++++ Brano da leggere ++++

“Chiamatemi Francesco”
di Daniele Luchetti

Il primo film su papa Bergoglio

di / 1 dicembre 2015

Alla vigilia del Conclave che lo eleggerà papa con il nome di Francesco I, l’arcivescovo di Buenos Aires, Jorge Mario Bergoglio, arriva a Roma per partecipare alla votazione. Contemplando la basilica di San Pietro, Bergoglio si lascia andare ai ricordi della sua vita argentina, dal giorno della vocazione fino agli ultimi anni nella curia della capitale.

Chi si aspettava una specie di nuovo Habemus Papam lasci perdere subito. Chiamatemi Francesco, il nuovo film di Daniele Luchetti prodotto dalla TaoDue Film del gruppo Mediaset sotto la guida attiva di Pietro Valsecchi, non è un film sulla religione o sulla responsabilità del soglio pontificio, non è un film che cerca di capire il senso di domande o la possibilità delle risposte. Con il film dell’amico Moretti non ha niente in comune. Chiamatemi Francesco è un film biografico puro e semplice, di quelli classici, tendenti alla celebrazione.

Attraverso un lungo flashback che parte da un Bergoglio ancora giovane e laico, Luchetti cerca di raccontare la storia dell’Argentina attraverso la testimonianza attiva di un giovane prete che mostrava già in sé i caratteri del pontefice. Ci sono tutti i momenti fondamentali della vita del futuro Francesco: la fidanzatina, la vocazione con il sogno di andare a fare il missionario in Giappone, gli anni da superiore provinciale nel collegio dei gesuiti di Buenos Aires, il rapporto con la dittatura, l’esilio in campagna e il ritorno in città, il rapporto con le periferie e i poveri e così via. È la parabola completa di un uomo destinato a diventare papa, un agiografia, molto più che una biografia, uno sconcertante santino che lascia perplessi non certo per i contenuti o per il taglio che si è deciso di adottare per raccontare Bergoglio, quanto soprattutto per la banalità della messa in scena, della narrazione, della scrittura, di tutto.

++++ Dati registrati ++++

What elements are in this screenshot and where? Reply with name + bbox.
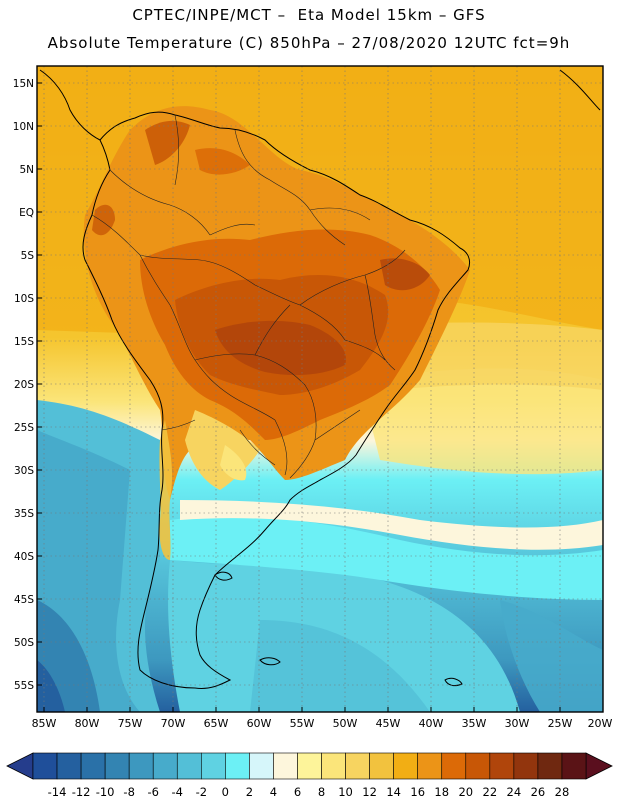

++++

:: Compito A ::
Secondo la recensione del film su papa Bergoglio, perché chi si aspettava una specie di nuovo Habemus Papam deve lasciar perdere subito? Rispondi in una o due frasi.
:: Compito B ::
Ripeti parola per parola il passo della recensione del film su papa Bergoglio da “Alla vigilia del” a “tendenti alla celebrazione.”.

:: Risposta A ::
Perché Chiamatemi Francesco non è un film sulla religione o sulla responsabilità del soglio pontificio e non cerca di capire il senso di domande o la possibilità delle risposte: non ha niente in comune con il film di Moretti ed è un film biografico puro e semplice, classico, tendente alla celebrazione.

:: Risposta B ::
Alla vigilia del Conclave che lo eleggerà papa con il nome di Francesco I, l’arcivescovo di Buenos Aires, Jorge Mario Bergoglio, arriva a Roma per partecipare alla votazione. Contemplando la basilica di San Pietro, Bergoglio si lascia andare ai ricordi della sua vita argentina, dal giorno della vocazione fino agli ultimi anni nella curia della capitale.

Chi si aspettava una specie di nuovo Habemus Papam lasci perdere subito. Chiamatemi Francesco, il nuovo film di Daniele Luchetti prodotto dalla TaoDue Film del gruppo Mediaset sotto la guida attiva di Pietro Valsecchi, non è un film sulla religione o sulla responsabilità del soglio pontificio, non è un film che cerca di capire il senso di domande o la possibilità delle risposte. Con il film dell’amico Moretti non ha niente in comune. Chiamatemi Francesco è un film biografico puro e semplice, di quelli classici, tendenti alla celebrazione.